**WHAT TO WORK ON:** Give every line from the entries that contains "nthere".

##### DATA SHOWN

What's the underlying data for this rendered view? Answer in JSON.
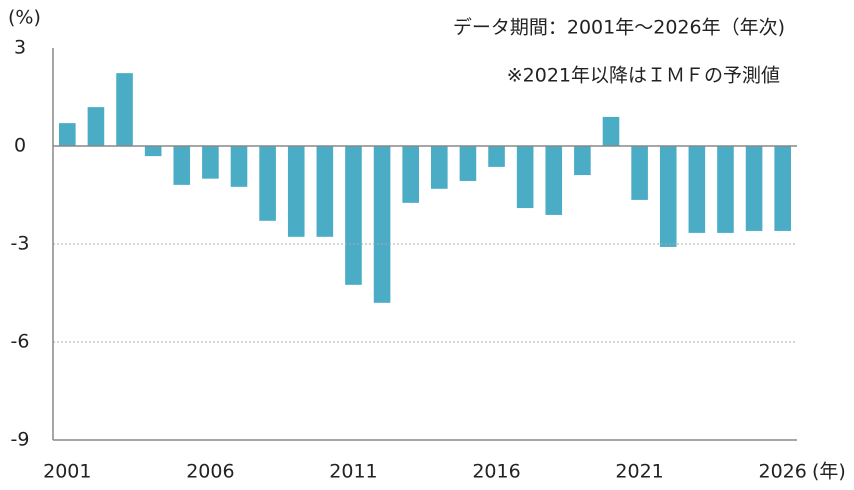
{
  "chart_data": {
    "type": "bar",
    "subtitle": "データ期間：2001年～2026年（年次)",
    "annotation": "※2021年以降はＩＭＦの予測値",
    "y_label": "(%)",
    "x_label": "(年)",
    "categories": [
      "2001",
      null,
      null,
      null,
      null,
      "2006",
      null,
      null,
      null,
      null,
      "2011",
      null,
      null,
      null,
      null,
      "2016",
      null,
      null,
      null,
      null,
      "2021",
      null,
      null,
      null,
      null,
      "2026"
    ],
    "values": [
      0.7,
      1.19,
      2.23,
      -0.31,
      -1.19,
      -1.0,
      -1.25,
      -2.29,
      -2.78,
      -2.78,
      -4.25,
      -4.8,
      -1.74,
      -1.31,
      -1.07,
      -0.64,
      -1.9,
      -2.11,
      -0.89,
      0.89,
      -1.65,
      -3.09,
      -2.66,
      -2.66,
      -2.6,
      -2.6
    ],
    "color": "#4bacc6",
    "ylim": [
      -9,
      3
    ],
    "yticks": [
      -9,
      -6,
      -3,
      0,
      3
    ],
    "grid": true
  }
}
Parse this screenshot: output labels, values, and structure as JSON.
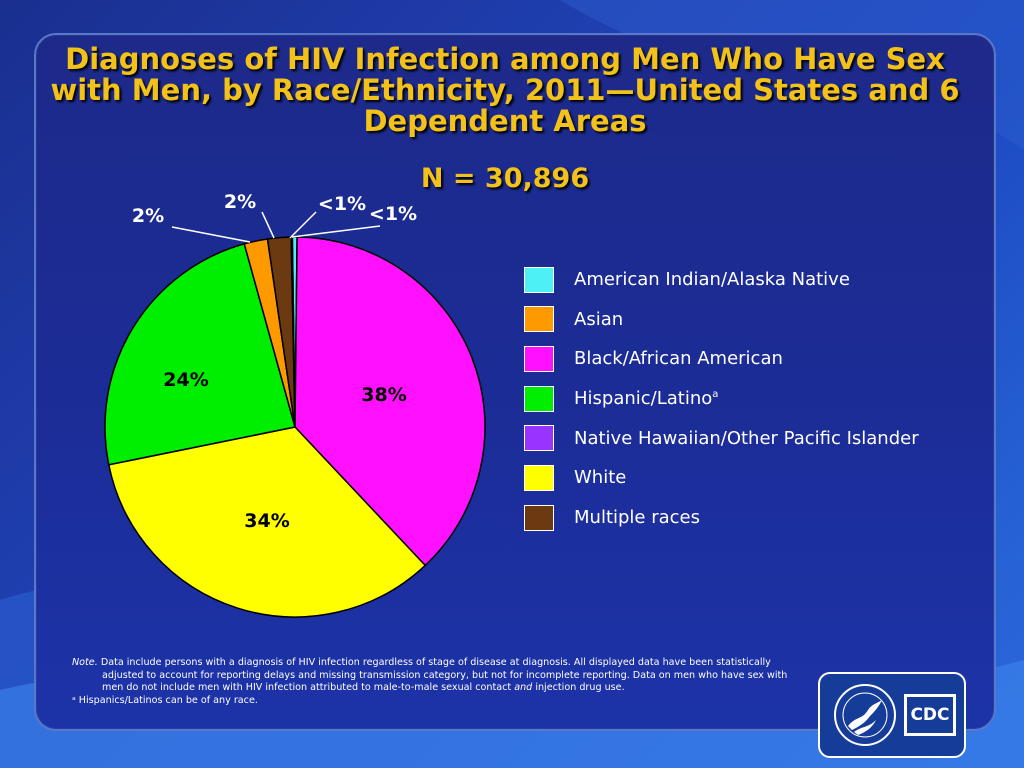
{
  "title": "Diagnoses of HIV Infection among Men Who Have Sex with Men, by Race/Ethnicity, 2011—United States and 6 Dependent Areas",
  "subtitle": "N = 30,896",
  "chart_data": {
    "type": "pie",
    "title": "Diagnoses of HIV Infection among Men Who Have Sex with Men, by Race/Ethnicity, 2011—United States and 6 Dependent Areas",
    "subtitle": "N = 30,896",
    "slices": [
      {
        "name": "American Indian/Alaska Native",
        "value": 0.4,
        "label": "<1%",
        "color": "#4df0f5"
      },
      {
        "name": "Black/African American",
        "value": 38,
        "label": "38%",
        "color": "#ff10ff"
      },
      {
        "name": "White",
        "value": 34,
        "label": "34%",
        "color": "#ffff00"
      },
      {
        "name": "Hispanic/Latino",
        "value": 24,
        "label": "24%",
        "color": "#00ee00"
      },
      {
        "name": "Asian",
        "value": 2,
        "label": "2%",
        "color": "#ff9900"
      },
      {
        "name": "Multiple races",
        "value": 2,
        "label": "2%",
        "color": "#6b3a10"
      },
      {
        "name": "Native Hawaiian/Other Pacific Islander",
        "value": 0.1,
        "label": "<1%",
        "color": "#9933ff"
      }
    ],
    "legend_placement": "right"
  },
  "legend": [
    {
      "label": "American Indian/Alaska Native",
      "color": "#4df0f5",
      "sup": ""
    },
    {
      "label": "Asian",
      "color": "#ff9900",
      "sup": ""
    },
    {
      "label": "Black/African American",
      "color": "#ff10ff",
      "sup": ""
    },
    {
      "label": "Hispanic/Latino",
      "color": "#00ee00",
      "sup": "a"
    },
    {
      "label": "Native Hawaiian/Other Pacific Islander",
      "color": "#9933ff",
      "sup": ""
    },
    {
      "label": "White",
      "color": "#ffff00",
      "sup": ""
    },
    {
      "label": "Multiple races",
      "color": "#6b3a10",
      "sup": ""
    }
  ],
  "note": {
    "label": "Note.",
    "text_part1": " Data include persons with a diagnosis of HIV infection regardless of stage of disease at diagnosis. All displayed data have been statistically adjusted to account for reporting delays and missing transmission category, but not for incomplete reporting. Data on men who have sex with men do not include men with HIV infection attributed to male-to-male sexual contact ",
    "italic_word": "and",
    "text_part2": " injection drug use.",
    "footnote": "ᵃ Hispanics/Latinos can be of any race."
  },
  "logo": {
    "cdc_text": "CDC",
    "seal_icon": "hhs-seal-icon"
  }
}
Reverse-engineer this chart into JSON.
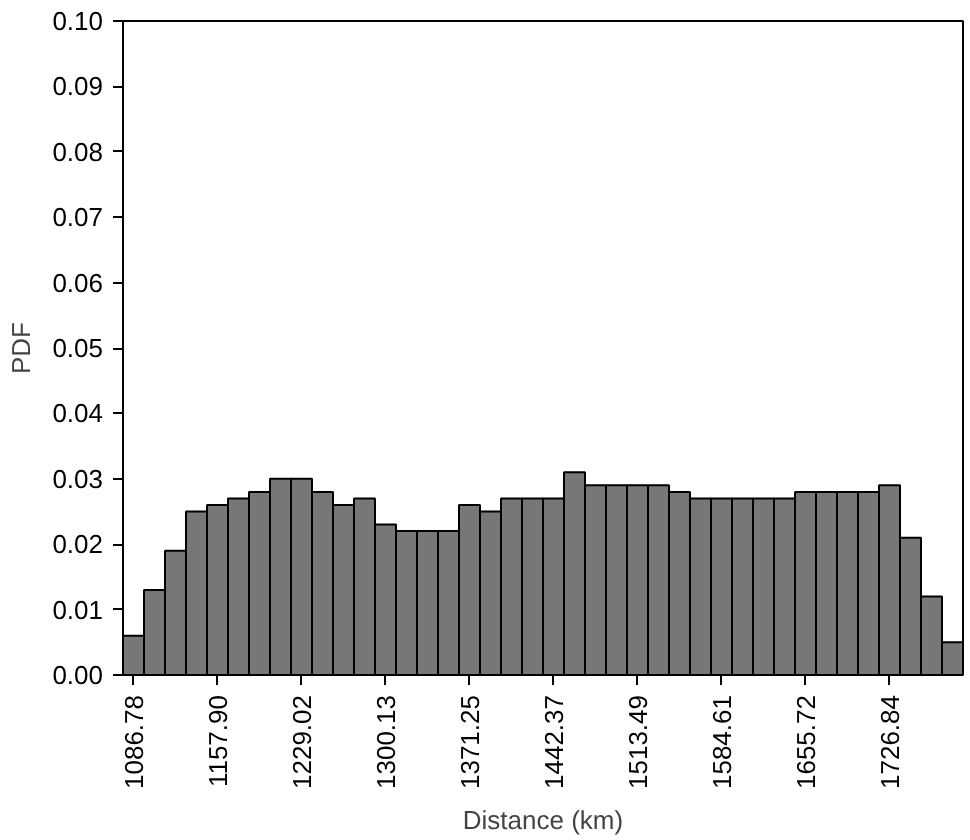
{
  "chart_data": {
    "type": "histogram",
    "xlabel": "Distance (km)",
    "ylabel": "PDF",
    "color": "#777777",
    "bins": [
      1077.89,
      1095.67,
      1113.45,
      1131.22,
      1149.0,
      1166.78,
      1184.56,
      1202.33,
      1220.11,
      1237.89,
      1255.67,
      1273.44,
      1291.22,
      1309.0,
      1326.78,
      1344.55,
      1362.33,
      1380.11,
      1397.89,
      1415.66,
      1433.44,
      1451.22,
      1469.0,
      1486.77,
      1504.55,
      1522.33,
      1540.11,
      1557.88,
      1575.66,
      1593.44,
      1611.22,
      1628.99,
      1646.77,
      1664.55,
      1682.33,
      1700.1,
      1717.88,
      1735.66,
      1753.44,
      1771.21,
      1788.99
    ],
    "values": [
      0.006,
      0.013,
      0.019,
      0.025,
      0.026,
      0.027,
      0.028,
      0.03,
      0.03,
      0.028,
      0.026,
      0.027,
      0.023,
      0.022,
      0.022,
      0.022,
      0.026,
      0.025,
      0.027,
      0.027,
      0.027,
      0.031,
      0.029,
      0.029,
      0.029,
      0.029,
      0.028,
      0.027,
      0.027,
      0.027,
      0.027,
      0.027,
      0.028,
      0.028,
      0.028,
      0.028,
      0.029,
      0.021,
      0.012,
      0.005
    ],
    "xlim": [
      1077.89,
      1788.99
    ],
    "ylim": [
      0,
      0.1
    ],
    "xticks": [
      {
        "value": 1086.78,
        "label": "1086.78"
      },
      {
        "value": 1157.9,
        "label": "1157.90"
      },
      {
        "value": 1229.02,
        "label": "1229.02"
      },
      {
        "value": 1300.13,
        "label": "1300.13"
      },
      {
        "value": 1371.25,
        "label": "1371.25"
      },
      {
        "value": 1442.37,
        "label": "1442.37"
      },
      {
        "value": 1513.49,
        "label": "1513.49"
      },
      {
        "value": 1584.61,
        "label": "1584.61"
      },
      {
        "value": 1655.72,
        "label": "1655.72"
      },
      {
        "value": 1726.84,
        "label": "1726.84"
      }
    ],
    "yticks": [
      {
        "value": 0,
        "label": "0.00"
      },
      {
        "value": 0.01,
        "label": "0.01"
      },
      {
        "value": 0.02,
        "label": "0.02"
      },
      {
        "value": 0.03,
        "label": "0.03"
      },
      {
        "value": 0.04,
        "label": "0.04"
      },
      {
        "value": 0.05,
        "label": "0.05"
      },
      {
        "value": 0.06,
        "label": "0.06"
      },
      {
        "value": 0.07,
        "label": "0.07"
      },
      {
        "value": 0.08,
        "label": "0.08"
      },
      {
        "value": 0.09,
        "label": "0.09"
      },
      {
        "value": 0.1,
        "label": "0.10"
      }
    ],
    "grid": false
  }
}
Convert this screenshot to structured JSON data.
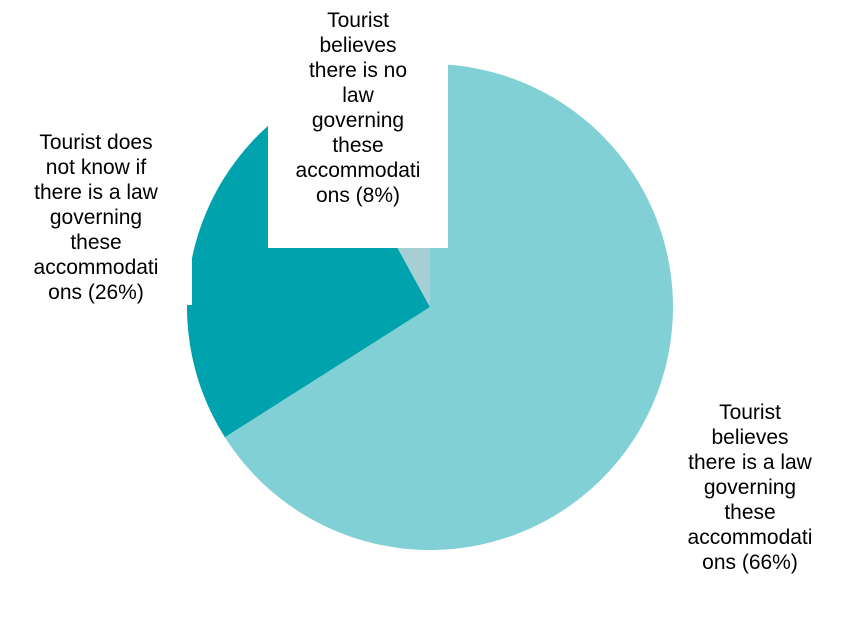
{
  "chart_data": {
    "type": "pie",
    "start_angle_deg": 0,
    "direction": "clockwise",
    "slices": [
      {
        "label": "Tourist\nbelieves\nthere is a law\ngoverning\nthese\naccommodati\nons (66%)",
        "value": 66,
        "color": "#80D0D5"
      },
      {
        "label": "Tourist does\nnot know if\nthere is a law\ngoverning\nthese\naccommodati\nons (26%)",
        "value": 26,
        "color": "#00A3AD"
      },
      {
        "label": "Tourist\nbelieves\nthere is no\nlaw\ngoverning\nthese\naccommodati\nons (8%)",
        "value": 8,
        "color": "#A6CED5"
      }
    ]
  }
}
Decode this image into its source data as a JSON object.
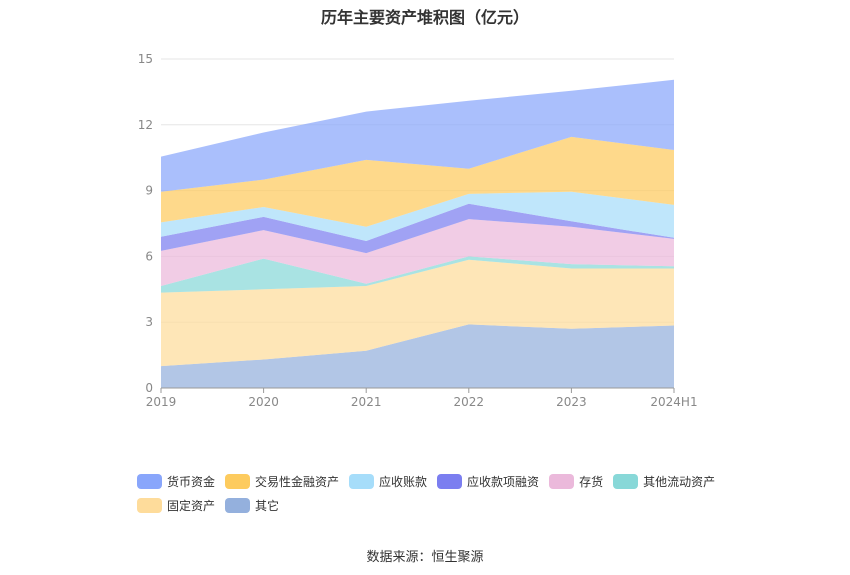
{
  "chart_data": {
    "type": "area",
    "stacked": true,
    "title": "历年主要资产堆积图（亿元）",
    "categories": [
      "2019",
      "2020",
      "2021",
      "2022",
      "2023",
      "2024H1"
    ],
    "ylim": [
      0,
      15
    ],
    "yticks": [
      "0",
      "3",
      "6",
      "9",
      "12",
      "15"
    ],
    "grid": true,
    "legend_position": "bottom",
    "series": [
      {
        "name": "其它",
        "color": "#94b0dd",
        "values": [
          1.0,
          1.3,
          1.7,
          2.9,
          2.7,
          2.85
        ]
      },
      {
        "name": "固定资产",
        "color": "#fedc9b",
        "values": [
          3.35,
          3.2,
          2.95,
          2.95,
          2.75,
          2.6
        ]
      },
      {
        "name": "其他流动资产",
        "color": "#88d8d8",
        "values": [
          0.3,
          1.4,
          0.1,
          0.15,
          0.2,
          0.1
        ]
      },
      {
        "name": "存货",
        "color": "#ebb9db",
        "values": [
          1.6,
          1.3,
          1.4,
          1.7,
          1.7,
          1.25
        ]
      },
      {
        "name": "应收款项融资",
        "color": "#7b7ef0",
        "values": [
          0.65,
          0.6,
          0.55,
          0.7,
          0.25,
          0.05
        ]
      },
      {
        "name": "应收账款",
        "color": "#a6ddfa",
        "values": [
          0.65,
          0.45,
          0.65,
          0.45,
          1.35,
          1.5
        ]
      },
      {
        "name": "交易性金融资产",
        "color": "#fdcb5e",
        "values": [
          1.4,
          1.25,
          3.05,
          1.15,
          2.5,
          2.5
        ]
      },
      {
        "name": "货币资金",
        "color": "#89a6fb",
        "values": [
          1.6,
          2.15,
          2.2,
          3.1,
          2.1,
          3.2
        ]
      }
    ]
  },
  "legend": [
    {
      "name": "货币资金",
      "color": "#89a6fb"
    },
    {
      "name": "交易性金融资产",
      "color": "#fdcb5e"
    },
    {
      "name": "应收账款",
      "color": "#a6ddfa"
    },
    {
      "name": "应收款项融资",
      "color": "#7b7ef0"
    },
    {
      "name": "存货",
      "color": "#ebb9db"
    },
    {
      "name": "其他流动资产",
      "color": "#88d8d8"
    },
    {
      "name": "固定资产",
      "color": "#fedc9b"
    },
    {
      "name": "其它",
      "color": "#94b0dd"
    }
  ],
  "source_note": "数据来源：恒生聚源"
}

##########

**THE COMPLETED TASK:**
        "label": "Tourist\nbelieves\nthere is a law\ngoverning\nthese\naccommodati\nons (66%)",
        "label": "Tourist does\nnot know if\nthere is a law\ngoverning\nthese\naccommodati\nons (26%)",
        "label": "Tourist\nbelieves\nthere is no\nlaw\ngoverning\nthese\naccommodati\nons (8%)",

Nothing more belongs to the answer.